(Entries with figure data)
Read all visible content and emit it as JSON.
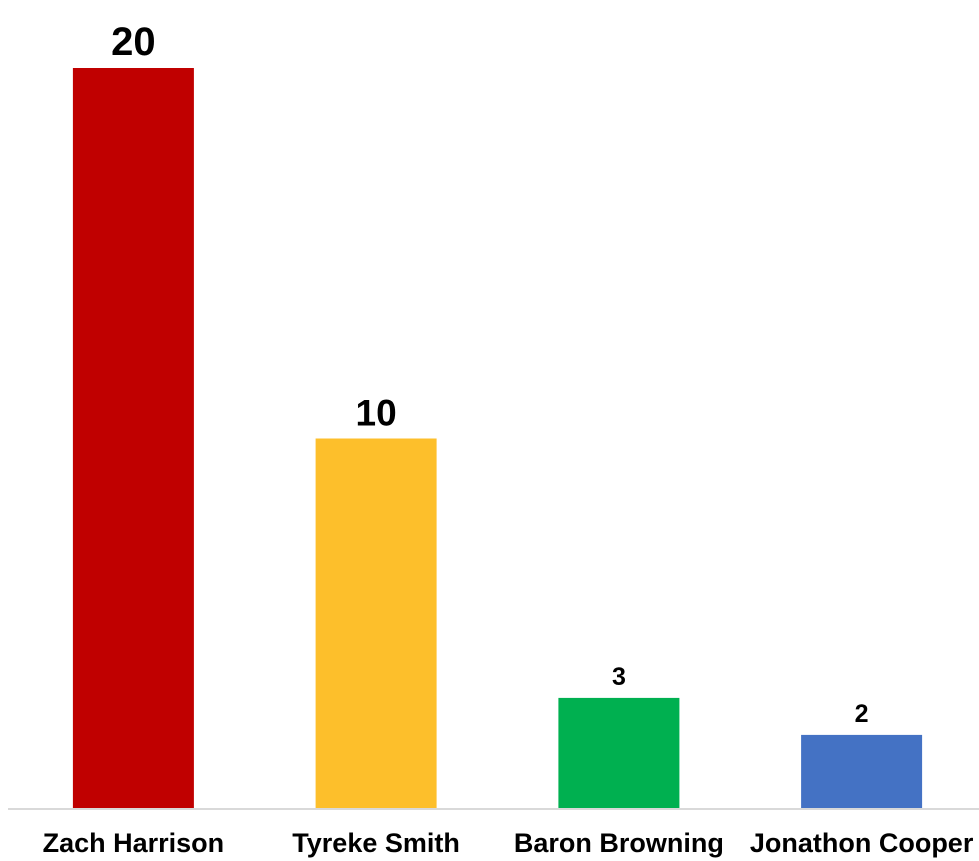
{
  "chart_data": {
    "type": "bar",
    "categories": [
      "Zach Harrison",
      "Tyreke Smith",
      "Baron Browning",
      "Jonathon Cooper"
    ],
    "values": [
      20,
      10,
      3,
      2
    ],
    "value_labels": [
      "20",
      "10",
      "3",
      "2"
    ],
    "colors": [
      "#c00000",
      "#fdbf2b",
      "#00b050",
      "#4472c4"
    ],
    "title": "",
    "xlabel": "",
    "ylabel": "",
    "ylim": [
      0,
      20
    ],
    "grid": false,
    "legend": "none"
  }
}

**What to work on:**
Omit the pictures and output all of the other material exactly.

**Exercise answer:**
Read all visible content and emit it as JSON.
{
  "chart_data": {
    "type": "bar",
    "categories": [
      "Zach Harrison",
      "Tyreke Smith",
      "Baron Browning",
      "Jonathon Cooper"
    ],
    "values": [
      20,
      10,
      3,
      2
    ],
    "value_labels": [
      "20",
      "10",
      "3",
      "2"
    ],
    "colors": [
      "#c00000",
      "#fdbf2b",
      "#00b050",
      "#4472c4"
    ],
    "title": "",
    "xlabel": "",
    "ylabel": "",
    "ylim": [
      0,
      20
    ],
    "grid": false,
    "legend": "none"
  }
}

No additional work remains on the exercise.